▶
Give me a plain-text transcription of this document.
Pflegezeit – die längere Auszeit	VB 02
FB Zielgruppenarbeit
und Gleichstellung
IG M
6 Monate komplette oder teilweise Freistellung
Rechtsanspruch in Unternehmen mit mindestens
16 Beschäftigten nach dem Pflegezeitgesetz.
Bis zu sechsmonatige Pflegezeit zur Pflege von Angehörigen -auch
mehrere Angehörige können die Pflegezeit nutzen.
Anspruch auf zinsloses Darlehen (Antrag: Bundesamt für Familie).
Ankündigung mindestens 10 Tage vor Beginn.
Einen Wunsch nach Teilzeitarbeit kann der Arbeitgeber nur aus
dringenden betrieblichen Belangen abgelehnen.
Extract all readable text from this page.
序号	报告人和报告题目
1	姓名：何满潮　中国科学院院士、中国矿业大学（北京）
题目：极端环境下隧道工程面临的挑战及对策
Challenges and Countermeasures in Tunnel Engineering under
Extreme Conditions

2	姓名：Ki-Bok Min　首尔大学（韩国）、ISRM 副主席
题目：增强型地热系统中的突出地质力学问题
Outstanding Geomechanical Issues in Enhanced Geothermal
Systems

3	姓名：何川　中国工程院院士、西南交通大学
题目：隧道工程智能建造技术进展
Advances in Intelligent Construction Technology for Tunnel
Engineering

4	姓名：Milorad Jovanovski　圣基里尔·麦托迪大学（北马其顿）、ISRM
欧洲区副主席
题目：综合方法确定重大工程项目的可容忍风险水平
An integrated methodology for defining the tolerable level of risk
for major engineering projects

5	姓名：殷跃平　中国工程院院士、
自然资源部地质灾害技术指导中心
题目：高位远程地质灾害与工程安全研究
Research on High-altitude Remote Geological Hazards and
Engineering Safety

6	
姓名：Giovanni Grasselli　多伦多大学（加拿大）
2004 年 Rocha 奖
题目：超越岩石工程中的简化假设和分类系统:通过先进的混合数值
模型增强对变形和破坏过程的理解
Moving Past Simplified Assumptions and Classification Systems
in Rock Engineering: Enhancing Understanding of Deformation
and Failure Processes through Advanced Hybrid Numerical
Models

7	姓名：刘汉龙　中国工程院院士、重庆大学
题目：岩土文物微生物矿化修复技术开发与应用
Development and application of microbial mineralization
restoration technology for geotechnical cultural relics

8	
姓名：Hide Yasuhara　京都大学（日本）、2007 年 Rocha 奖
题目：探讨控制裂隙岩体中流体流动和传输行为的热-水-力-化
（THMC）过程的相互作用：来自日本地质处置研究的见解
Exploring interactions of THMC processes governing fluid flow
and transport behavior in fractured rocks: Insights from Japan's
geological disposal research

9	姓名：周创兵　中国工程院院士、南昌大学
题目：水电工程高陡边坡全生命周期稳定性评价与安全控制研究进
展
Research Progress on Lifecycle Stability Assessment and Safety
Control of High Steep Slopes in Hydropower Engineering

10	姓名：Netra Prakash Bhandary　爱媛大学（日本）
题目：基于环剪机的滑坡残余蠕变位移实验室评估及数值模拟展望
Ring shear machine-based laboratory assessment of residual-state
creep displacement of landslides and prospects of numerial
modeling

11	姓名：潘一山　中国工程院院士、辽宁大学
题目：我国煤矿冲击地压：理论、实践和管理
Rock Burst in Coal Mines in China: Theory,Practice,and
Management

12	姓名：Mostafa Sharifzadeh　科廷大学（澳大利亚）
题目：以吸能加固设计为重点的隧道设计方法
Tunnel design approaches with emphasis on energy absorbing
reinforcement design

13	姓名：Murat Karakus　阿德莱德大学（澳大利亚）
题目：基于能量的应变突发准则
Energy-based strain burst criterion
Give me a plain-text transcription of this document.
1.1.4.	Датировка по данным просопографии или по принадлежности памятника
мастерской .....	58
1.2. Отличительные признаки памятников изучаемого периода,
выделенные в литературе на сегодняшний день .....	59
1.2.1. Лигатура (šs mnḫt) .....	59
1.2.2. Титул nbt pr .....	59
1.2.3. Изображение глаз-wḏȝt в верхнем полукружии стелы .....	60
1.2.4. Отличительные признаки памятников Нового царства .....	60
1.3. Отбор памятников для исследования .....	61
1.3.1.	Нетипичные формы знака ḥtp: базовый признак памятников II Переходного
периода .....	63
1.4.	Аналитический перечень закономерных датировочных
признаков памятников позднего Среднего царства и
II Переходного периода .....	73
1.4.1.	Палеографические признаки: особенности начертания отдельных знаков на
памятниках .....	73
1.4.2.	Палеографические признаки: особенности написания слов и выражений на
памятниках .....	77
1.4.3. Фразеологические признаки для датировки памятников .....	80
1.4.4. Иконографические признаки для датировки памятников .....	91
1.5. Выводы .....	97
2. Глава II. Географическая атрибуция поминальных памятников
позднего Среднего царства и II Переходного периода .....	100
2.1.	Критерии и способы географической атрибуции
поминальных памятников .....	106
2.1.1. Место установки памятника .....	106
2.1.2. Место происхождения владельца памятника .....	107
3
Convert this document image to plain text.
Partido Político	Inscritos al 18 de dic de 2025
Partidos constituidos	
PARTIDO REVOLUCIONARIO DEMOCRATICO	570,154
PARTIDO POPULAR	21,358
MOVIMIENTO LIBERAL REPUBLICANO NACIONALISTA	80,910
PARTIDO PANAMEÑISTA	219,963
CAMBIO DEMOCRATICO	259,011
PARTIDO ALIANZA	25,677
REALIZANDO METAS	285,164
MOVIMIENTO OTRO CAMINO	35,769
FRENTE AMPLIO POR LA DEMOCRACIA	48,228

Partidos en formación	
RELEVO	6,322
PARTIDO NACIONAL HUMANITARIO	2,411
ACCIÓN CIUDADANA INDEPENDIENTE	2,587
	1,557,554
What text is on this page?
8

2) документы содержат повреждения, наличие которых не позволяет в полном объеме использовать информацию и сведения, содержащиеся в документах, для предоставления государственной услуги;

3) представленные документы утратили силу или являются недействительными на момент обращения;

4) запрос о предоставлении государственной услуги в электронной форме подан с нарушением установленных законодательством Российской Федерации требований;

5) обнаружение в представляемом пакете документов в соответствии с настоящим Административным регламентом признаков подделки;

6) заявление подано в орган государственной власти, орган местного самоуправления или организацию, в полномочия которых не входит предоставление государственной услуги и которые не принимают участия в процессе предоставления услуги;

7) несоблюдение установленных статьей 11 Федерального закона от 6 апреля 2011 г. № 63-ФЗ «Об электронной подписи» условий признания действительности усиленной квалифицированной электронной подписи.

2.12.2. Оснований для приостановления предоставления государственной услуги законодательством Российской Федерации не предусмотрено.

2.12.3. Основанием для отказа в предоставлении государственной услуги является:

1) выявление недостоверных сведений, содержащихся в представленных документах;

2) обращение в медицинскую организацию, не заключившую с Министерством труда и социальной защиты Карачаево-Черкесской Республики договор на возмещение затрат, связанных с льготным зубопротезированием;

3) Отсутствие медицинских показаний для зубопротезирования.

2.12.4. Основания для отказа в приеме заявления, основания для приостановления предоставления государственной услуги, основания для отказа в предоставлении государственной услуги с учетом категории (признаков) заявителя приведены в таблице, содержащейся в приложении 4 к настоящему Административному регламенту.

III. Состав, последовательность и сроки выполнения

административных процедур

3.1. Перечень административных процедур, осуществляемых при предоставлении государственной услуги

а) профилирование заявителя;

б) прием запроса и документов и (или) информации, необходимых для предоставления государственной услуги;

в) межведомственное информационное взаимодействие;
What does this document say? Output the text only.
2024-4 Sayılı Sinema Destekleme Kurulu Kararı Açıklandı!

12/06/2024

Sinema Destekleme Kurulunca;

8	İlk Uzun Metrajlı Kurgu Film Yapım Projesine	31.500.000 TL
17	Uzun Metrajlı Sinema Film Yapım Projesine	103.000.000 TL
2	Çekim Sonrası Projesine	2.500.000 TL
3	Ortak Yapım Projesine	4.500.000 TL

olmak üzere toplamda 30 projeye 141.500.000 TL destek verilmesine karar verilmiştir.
◀
**Stated task**
Check each line of the records above for "административных", and copy those that have it.

**Full solution**
административных процедур
3.1. Перечень административных процедур, осуществляемых при предоставлении государственной услуги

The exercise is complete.